- Short task
In your copy, leave out the pictures; write out all the data exactly.

- Records supplied
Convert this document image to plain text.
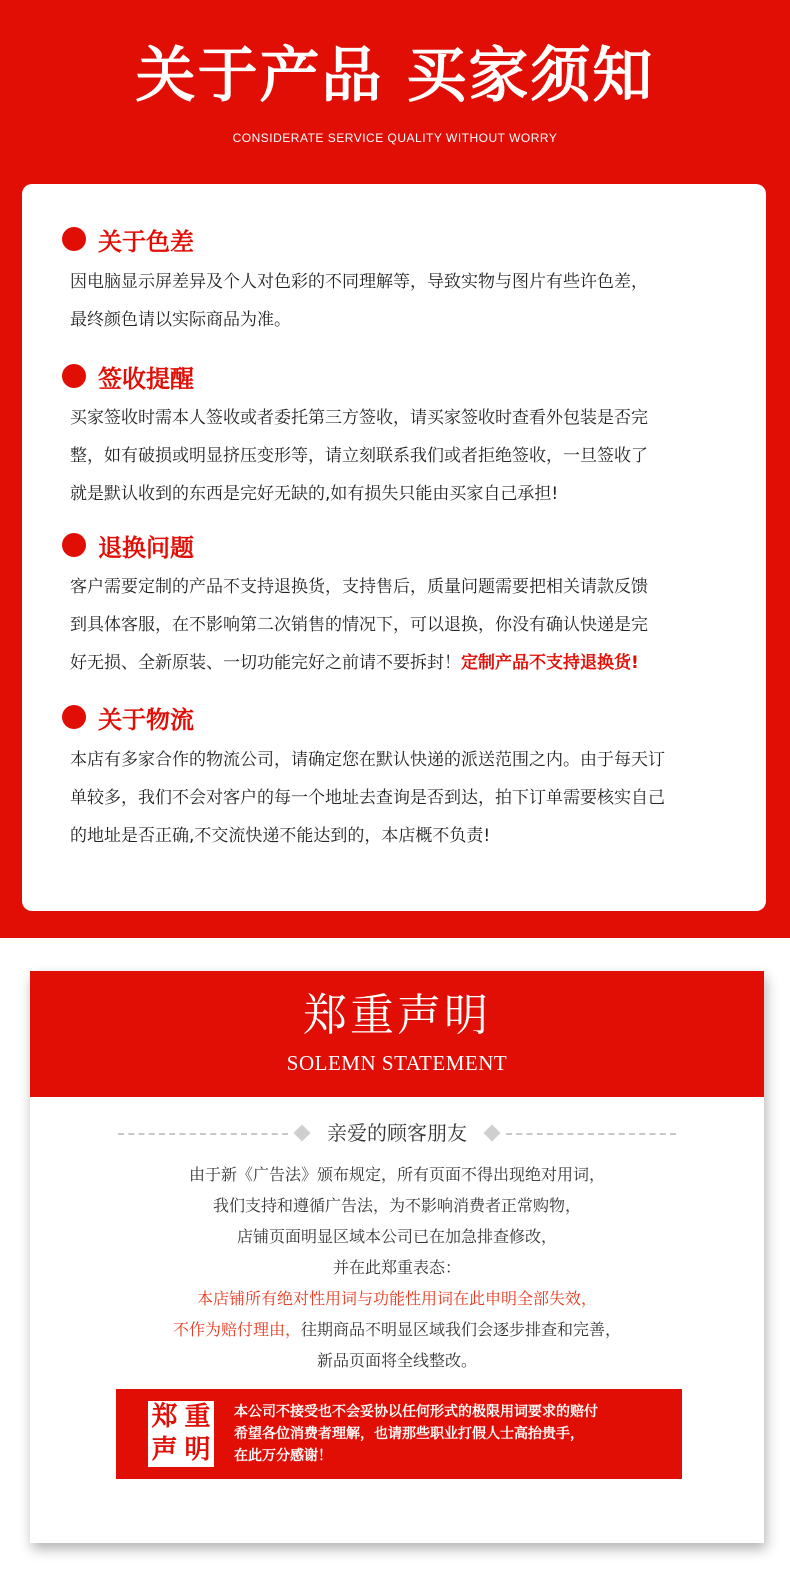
关于产品 买家须知
CONSIDERATE SERVICE QUALITY WITHOUT WORRY
关于色差
因电脑显示屏差异及个人对色彩的不同理解等，导致实物与图片有些许色差，
最终颜色请以实际商品为准。
签收提醒
买家签收时需本人签收或者委托第三方签收，请买家签收时查看外包装是否完
整，如有破损或明显挤压变形等，请立刻联系我们或者拒绝签收，一旦签收了
就是默认收到的东西是完好无缺的,如有损失只能由买家自己承担!
退换问题
客户需要定制的产品不支持退换货，支持售后，质量问题需要把相关请款反馈
到具体客服，在不影响第二次销售的情况下，可以退换，你没有确认快递是完
好无损、全新原装、一切功能完好之前请不要拆封！定制产品不支持退换货!
关于物流
本店有多家合作的物流公司，请确定您在默认快递的派送范围之内。由于每天订
单较多，我们不会对客户的每一个地址去查询是否到达，拍下订单需要核实自己
的地址是否正确,不交流快递不能达到的，本店概不负责!
郑重声明
SOLEMN STATEMENT
亲爱的顾客朋友
由于新《广告法》颁布规定，所有页面不得出现绝对用词，
我们支持和遵循广告法，为不影响消费者正常购物，
店铺页面明显区域本公司已在加急排查修改，
并在此郑重表态：
本店铺所有绝对性用词与功能性用词在此申明全部失效，
不作为赔付理由，往期商品不明显区域我们会逐步排查和完善，
新品页面将全线整改。
郑 重
声 明
本公司不接受也不会妥协以任何形式的极限用词要求的赔付
希望各位消费者理解，也请那些职业打假人士高抬贵手，
在此万分感谢！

- Finished exercise
Convert this document image to plain text.
关于产品 买家须知
CONSIDERATE SERVICE QUALITY WITHOUT WORRY
关于色差
因电脑显示屏差异及个人对色彩的不同理解等，导致实物与图片有些许色差，
最终颜色请以实际商品为准。
签收提醒
买家签收时需本人签收或者委托第三方签收，请买家签收时查看外包装是否完
整，如有破损或明显挤压变形等，请立刻联系我们或者拒绝签收，一旦签收了
就是默认收到的东西是完好无缺的,如有损失只能由买家自己承担!
退换问题
客户需要定制的产品不支持退换货，支持售后，质量问题需要把相关请款反馈
到具体客服，在不影响第二次销售的情况下，可以退换，你没有确认快递是完
好无损、全新原装、一切功能完好之前请不要拆封！定制产品不支持退换货!
关于物流
本店有多家合作的物流公司，请确定您在默认快递的派送范围之内。由于每天订
单较多，我们不会对客户的每一个地址去查询是否到达，拍下订单需要核实自己
的地址是否正确,不交流快递不能达到的，本店概不负责!
郑重声明
SOLEMN STATEMENT
亲爱的顾客朋友
由于新《广告法》颁布规定，所有页面不得出现绝对用词，
我们支持和遵循广告法，为不影响消费者正常购物，
店铺页面明显区域本公司已在加急排查修改，
并在此郑重表态：
本店铺所有绝对性用词与功能性用词在此申明全部失效，
不作为赔付理由，往期商品不明显区域我们会逐步排查和完善，
新品页面将全线整改。
郑 重
声 明
本公司不接受也不会妥协以任何形式的极限用词要求的赔付
希望各位消费者理解，也请那些职业打假人士高抬贵手，
在此万分感谢！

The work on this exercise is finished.